SHORT PROBLEM =>
In the records below, swap "paragraph-line" for "text-line" everywhere it occurs, and reproduce the records with nothing else changed and the pictures left out.

- - -

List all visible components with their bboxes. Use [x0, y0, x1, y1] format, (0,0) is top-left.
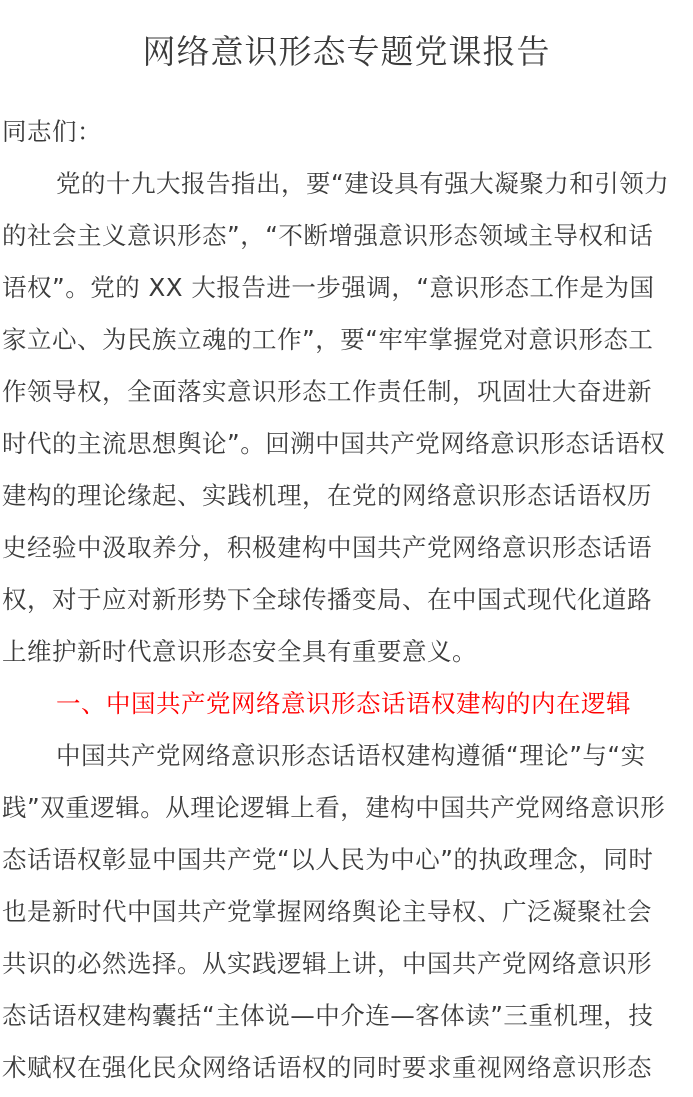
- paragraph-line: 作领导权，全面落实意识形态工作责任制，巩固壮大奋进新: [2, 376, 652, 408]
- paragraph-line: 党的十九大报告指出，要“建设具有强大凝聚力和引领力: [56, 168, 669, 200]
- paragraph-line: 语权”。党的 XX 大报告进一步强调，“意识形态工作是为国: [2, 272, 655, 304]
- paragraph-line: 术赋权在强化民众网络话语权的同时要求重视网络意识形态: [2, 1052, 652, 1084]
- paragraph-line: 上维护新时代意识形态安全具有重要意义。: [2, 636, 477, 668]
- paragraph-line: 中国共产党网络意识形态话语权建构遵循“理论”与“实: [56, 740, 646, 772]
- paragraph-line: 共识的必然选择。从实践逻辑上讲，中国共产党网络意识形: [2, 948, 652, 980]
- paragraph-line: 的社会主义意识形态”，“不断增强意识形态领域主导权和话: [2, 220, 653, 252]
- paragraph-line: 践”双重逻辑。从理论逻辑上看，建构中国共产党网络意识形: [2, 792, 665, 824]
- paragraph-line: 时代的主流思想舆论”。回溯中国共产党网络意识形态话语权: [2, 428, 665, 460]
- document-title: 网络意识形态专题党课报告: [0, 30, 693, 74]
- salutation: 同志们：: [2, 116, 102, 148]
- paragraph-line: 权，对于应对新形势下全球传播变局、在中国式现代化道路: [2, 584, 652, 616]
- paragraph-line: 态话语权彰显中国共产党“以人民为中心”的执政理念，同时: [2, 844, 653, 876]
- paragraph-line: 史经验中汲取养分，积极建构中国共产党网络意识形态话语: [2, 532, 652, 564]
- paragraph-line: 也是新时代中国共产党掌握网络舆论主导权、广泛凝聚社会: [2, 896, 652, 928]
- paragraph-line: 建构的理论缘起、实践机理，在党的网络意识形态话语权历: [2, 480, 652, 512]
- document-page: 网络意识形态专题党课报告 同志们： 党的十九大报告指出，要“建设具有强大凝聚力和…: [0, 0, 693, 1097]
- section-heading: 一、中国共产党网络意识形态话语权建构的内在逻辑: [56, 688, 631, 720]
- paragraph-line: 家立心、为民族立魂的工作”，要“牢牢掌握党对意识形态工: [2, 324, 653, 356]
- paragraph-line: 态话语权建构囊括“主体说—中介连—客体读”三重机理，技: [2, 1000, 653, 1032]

- - -

REPLY TO THE EXERCISE =>
List all visible components with their bboxes. Use [x0, y0, x1, y1] format, (0,0) is top-left.
- text-line: 作领导权，全面落实意识形态工作责任制，巩固壮大奋进新: [2, 376, 652, 408]
- text-line: 党的十九大报告指出，要“建设具有强大凝聚力和引领力: [56, 168, 669, 200]
- text-line: 语权”。党的 XX 大报告进一步强调，“意识形态工作是为国: [2, 272, 655, 304]
- text-line: 术赋权在强化民众网络话语权的同时要求重视网络意识形态: [2, 1052, 652, 1084]
- text-line: 上维护新时代意识形态安全具有重要意义。: [2, 636, 477, 668]
- text-line: 中国共产党网络意识形态话语权建构遵循“理论”与“实: [56, 740, 646, 772]
- text-line: 共识的必然选择。从实践逻辑上讲，中国共产党网络意识形: [2, 948, 652, 980]
- text-line: 的社会主义意识形态”，“不断增强意识形态领域主导权和话: [2, 220, 653, 252]
- text-line: 践”双重逻辑。从理论逻辑上看，建构中国共产党网络意识形: [2, 792, 665, 824]
- text-line: 时代的主流思想舆论”。回溯中国共产党网络意识形态话语权: [2, 428, 665, 460]
- document-title: 网络意识形态专题党课报告: [0, 30, 693, 74]
- salutation: 同志们：: [2, 116, 102, 148]
- text-line: 权，对于应对新形势下全球传播变局、在中国式现代化道路: [2, 584, 652, 616]
- text-line: 态话语权彰显中国共产党“以人民为中心”的执政理念，同时: [2, 844, 653, 876]
- text-line: 史经验中汲取养分，积极建构中国共产党网络意识形态话语: [2, 532, 652, 564]
- text-line: 也是新时代中国共产党掌握网络舆论主导权、广泛凝聚社会: [2, 896, 652, 928]
- text-line: 建构的理论缘起、实践机理，在党的网络意识形态话语权历: [2, 480, 652, 512]
- document-page: 网络意识形态专题党课报告 同志们： 党的十九大报告指出，要“建设具有强大凝聚力和…: [0, 0, 693, 1097]
- section-heading: 一、中国共产党网络意识形态话语权建构的内在逻辑: [56, 688, 631, 720]
- text-line: 家立心、为民族立魂的工作”，要“牢牢掌握党对意识形态工: [2, 324, 653, 356]
- text-line: 态话语权建构囊括“主体说—中介连—客体读”三重机理，技: [2, 1000, 653, 1032]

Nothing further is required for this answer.